>>>>>

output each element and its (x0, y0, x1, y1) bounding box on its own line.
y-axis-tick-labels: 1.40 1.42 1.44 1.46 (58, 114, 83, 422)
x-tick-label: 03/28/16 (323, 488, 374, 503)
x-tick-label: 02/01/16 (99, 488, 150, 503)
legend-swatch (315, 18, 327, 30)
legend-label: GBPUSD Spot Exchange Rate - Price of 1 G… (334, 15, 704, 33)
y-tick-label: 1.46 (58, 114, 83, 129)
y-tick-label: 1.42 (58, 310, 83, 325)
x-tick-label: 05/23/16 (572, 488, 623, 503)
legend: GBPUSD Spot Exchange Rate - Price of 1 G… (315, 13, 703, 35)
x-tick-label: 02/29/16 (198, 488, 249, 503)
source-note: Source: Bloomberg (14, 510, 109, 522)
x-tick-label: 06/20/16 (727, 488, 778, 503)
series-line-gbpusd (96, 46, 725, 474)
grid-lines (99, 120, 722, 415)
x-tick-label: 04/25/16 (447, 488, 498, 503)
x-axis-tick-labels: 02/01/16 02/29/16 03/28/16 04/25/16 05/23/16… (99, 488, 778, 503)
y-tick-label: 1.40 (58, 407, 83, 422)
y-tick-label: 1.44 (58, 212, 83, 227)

<<<<<

- [PROBLEM REQUIREMENTS] Copy out every line of the records above without changing a character, keeping them in the same order.

- [WRITTEN RESPONSE]
output each element and its (x0, y0, x1, y1) bounding box on its own line.
y-axis-tick-labels: 1.40 1.42 1.44 1.46 (58, 114, 83, 422)
x-tick-label: 03/28/16 (323, 488, 374, 503)
x-tick-label: 02/01/16 (99, 488, 150, 503)
legend-swatch (315, 18, 327, 30)
legend-label: GBPUSD Spot Exchange Rate - Price of 1 G… (334, 15, 704, 33)
y-tick-label: 1.46 (58, 114, 83, 129)
y-tick-label: 1.42 (58, 310, 83, 325)
x-tick-label: 05/23/16 (572, 488, 623, 503)
legend: GBPUSD Spot Exchange Rate - Price of 1 G… (315, 13, 703, 35)
x-tick-label: 02/29/16 (198, 488, 249, 503)
source-note: Source: Bloomberg (14, 510, 109, 522)
x-tick-label: 06/20/16 (727, 488, 778, 503)
series-line-gbpusd (96, 46, 725, 474)
grid-lines (99, 120, 722, 415)
x-tick-label: 04/25/16 (447, 488, 498, 503)
x-axis-tick-labels: 02/01/16 02/29/16 03/28/16 04/25/16 05/23/16… (99, 488, 778, 503)
y-tick-label: 1.40 (58, 407, 83, 422)
y-tick-label: 1.44 (58, 212, 83, 227)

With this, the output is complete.